** begin **
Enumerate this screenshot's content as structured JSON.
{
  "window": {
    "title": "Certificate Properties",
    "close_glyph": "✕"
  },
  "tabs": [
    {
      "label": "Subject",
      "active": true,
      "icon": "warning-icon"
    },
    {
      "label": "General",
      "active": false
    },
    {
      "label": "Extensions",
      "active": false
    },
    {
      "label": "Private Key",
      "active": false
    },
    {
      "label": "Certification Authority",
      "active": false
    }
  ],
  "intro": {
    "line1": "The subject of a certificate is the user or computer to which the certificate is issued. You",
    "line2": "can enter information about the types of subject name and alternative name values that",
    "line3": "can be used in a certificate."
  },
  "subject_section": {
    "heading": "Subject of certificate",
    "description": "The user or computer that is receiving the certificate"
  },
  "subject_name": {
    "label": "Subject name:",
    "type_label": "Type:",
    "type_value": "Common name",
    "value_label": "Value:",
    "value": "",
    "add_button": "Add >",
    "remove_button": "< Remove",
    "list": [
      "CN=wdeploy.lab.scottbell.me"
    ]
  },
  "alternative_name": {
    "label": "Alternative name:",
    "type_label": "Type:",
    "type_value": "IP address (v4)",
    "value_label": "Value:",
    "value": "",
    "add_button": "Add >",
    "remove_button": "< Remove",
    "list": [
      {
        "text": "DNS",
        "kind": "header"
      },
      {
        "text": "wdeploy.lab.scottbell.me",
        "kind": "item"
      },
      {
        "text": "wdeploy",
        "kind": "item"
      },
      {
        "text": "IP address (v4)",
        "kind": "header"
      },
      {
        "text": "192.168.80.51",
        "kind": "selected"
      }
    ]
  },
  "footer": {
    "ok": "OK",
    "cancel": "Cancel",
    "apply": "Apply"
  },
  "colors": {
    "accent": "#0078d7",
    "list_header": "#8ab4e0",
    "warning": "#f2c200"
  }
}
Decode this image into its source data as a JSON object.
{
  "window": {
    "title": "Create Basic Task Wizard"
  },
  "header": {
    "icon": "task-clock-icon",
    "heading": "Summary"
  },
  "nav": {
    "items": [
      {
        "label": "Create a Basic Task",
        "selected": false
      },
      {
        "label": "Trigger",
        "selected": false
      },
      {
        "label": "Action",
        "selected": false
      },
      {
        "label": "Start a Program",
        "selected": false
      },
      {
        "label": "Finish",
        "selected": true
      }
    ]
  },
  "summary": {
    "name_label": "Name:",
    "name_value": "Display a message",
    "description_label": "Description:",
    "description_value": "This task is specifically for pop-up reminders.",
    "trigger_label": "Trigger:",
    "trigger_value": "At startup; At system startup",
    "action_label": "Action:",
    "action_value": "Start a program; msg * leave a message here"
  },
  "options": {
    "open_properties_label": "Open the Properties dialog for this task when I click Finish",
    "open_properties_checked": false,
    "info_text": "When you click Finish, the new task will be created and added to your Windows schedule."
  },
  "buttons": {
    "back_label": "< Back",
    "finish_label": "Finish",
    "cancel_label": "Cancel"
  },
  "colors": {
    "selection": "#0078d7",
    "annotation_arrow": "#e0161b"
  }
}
** end **
= Exercise requirements =
Print the listing above in its entirety, with every line exact.

= Complete output =
Enumerate this screenshot's content as structured JSON.
{
  "window": {
    "title": "Certificate Properties",
    "close_glyph": "✕"
  },
  "tabs": [
    {
      "label": "Subject",
      "active": true,
      "icon": "warning-icon"
    },
    {
      "label": "General",
      "active": false
    },
    {
      "label": "Extensions",
      "active": false
    },
    {
      "label": "Private Key",
      "active": false
    },
    {
      "label": "Certification Authority",
      "active": false
    }
  ],
  "intro": {
    "line1": "The subject of a certificate is the user or computer to which the certificate is issued. You",
    "line2": "can enter information about the types of subject name and alternative name values that",
    "line3": "can be used in a certificate."
  },
  "subject_section": {
    "heading": "Subject of certificate",
    "description": "The user or computer that is receiving the certificate"
  },
  "subject_name": {
    "label": "Subject name:",
    "type_label": "Type:",
    "type_value": "Common name",
    "value_label": "Value:",
    "value": "",
    "add_button": "Add >",
    "remove_button": "< Remove",
    "list": [
      "CN=wdeploy.lab.scottbell.me"
    ]
  },
  "alternative_name": {
    "label": "Alternative name:",
    "type_label": "Type:",
    "type_value": "IP address (v4)",
    "value_label": "Value:",
    "value": "",
    "add_button": "Add >",
    "remove_button": "< Remove",
    "list": [
      {
        "text": "DNS",
        "kind": "header"
      },
      {
        "text": "wdeploy.lab.scottbell.me",
        "kind": "item"
      },
      {
        "text": "wdeploy",
        "kind": "item"
      },
      {
        "text": "IP address (v4)",
        "kind": "header"
      },
      {
        "text": "192.168.80.51",
        "kind": "selected"
      }
    ]
  },
  "footer": {
    "ok": "OK",
    "cancel": "Cancel",
    "apply": "Apply"
  },
  "colors": {
    "accent": "#0078d7",
    "list_header": "#8ab4e0",
    "warning": "#f2c200"
  }
}
Decode this image into its source data as a JSON object.
{
  "window": {
    "title": "Create Basic Task Wizard"
  },
  "header": {
    "icon": "task-clock-icon",
    "heading": "Summary"
  },
  "nav": {
    "items": [
      {
        "label": "Create a Basic Task",
        "selected": false
      },
      {
        "label": "Trigger",
        "selected": false
      },
      {
        "label": "Action",
        "selected": false
      },
      {
        "label": "Start a Program",
        "selected": false
      },
      {
        "label": "Finish",
        "selected": true
      }
    ]
  },
  "summary": {
    "name_label": "Name:",
    "name_value": "Display a message",
    "description_label": "Description:",
    "description_value": "This task is specifically for pop-up reminders.",
    "trigger_label": "Trigger:",
    "trigger_value": "At startup; At system startup",
    "action_label": "Action:",
    "action_value": "Start a program; msg * leave a message here"
  },
  "options": {
    "open_properties_label": "Open the Properties dialog for this task when I click Finish",
    "open_properties_checked": false,
    "info_text": "When you click Finish, the new task will be created and added to your Windows schedule."
  },
  "buttons": {
    "back_label": "< Back",
    "finish_label": "Finish",
    "cancel_label": "Cancel"
  },
  "colors": {
    "selection": "#0078d7",
    "annotation_arrow": "#e0161b"
  }
}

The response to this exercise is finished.